Some records:
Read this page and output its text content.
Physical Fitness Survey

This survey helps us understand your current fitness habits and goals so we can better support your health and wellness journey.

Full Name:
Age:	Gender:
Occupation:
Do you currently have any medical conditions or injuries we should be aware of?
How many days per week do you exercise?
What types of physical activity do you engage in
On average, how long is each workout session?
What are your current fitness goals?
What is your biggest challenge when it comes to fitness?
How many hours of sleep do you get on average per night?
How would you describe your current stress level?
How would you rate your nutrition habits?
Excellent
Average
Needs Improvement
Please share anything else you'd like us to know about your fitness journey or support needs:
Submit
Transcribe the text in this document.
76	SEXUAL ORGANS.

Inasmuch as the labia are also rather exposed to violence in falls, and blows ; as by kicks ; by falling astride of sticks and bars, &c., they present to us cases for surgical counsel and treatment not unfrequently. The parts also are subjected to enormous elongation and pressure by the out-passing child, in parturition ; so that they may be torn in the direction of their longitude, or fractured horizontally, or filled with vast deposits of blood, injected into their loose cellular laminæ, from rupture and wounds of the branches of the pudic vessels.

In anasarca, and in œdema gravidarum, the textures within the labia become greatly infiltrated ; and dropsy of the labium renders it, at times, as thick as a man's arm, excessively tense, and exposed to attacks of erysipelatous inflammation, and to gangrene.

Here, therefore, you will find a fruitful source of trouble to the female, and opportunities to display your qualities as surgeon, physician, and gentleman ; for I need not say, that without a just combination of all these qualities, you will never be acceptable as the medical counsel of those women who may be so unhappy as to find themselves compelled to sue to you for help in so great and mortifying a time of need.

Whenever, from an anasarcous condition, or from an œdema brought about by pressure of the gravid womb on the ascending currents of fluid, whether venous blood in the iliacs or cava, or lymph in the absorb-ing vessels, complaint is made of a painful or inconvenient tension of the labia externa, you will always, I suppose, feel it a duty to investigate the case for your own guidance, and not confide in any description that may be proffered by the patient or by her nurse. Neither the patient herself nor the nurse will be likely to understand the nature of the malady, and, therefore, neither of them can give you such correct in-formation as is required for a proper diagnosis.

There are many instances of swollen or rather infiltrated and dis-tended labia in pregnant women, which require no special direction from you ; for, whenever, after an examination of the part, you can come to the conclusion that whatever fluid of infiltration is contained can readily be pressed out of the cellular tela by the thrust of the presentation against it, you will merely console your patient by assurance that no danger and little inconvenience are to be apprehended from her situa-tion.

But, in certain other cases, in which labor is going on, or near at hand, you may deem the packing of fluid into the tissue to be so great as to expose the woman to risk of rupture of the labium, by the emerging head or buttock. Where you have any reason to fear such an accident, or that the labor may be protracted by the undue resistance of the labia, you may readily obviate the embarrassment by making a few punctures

* **EXERCISE REQUIREMENTS**:
Where a line of the data holds "medical", show that line.

* **FULL RESPONSE**:
Do you currently have any medical conditions or injuries we should be aware of?
Here, therefore, you will find a fruitful source of trouble to the female, and opportunities to display your qualities as surgeon, physician, and gentleman ; for I need not say, that without a just combination of all these qualities, you will never be acceptable as the medical counsel of those women who may be so unhappy as to find themselves compelled to sue to you for help in so great and mortifying a time of need.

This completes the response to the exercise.